What this exercise asks →
1. According to the review, which New Year is Gemma preparing to ring in?
2. Reproduce verbatim everything in the review from "But all is not" down to "perfect holiday read.".

Text →
--- START ---

Ah, Christmas! Gemma Doyle is looking forward to a holiday from Spence Academy, spending time with her friends in the city, attending ritzy balls, and on a somber note, tending to her ailing father. As she prepares to ring in the New Year, 1896, a handsome young man, Lord Denby, has set his sights on Gemma, or so it seems. Yet amidst the distractions of London, Gemma’s visions intensify–visions of three girls dressed in white, to whom something horrific has happened, something only the realms can explain. . . .
The lure is strong, and before long, Gemma, Felicity, and Ann are turning flowers into butterflies in the enchanted world of the realms that Gemma alone can bring them to. To the girls’ great joy, their beloved Pippa is there as well, eager to complete their circle of friendship.
But all is not well in the realms–or out. The mysterious Kartik has reappeared, telling Gemma she must find the Temple and bind the magic, else great disaster will befall her. Gemma’s willing to do his intrusive bidding, despite the dangers it brings, for it means she will meet up with her mother’s greatest friend–and now her foe, Circe. Until Circe is destroyed, Gemma cannot live out her destiny. But finding Circe proves a most perilous task.
So this book is pretty much the perfect holiday read.
Also, before I begin, a brief complaint: the quote on the cover. "Fans of the author's first novel will remain enthralled." I'm sorry, but who was dumb enough to make THAT the quote on the cover? This is a really fantastic book but all they can say is that if you liked A Great and Terrible Beauty, they'll like this? Sigh, Publishers. Sigh.

--- END ---

(Document layout detection data)

--- START ---

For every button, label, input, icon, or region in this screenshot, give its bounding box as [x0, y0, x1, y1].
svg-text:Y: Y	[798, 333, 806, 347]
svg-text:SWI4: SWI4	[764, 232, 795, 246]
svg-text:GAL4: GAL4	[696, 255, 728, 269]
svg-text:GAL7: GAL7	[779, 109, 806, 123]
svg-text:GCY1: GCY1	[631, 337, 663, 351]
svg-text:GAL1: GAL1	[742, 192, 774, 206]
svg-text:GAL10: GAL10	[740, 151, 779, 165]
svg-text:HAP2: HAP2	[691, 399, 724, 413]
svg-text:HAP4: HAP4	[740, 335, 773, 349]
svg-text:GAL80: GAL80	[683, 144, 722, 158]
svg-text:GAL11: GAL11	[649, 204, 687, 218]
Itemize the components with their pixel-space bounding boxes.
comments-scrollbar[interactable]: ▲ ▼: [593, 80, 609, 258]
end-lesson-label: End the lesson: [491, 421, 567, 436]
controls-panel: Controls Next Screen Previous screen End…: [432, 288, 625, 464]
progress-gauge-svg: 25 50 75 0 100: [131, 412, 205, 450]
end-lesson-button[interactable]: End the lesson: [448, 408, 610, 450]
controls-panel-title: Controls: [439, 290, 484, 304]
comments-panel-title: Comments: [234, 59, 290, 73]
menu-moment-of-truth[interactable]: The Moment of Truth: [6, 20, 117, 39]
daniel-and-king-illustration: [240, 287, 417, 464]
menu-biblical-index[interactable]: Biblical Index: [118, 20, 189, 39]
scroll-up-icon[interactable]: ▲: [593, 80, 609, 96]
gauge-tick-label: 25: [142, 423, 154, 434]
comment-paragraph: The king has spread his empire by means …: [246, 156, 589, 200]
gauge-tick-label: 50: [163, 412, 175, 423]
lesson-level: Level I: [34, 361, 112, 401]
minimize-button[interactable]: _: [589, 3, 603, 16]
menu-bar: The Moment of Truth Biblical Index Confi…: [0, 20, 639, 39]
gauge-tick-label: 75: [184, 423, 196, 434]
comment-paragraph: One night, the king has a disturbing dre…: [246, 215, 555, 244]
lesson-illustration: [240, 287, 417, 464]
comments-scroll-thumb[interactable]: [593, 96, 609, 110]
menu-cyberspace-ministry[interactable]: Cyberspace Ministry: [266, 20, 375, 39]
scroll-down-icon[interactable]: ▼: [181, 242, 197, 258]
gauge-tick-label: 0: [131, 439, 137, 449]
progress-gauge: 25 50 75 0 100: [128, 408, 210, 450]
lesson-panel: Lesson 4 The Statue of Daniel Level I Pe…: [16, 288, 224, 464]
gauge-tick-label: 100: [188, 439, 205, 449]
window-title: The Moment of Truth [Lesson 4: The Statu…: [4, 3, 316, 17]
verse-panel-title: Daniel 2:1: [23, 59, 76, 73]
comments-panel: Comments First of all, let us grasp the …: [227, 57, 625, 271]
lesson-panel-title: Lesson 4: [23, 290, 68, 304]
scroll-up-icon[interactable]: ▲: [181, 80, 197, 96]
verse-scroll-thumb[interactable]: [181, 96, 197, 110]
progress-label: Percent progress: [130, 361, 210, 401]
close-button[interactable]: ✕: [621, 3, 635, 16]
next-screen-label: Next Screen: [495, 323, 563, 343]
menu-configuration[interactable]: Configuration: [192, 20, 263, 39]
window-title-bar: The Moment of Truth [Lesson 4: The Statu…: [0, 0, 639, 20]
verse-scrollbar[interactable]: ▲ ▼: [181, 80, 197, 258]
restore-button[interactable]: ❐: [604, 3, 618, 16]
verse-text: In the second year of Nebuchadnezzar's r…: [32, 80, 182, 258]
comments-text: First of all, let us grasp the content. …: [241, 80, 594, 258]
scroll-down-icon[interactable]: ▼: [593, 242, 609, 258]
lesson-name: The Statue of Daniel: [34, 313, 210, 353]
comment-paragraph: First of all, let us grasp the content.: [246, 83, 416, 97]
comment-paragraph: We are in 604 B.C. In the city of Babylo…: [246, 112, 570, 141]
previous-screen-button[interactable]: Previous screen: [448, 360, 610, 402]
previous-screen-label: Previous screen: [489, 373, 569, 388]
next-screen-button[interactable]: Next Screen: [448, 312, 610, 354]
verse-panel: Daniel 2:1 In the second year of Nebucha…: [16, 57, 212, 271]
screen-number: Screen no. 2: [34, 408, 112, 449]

--- END ---

Answers to each task →
1. 1896

2.
But all is not well in the realms–or out. The mysterious Kartik has reappeared, telling Gemma she must find the Temple and bind the magic, else great disaster will befall her. Gemma’s willing to do his intrusive bidding, despite the dangers it brings, for it means she will meet up with her mother’s greatest friend–and now her foe, Circe. Until Circe is destroyed, Gemma cannot live out her destiny. But finding Circe proves a most perilous task.
So this book is pretty much the perfect holiday read.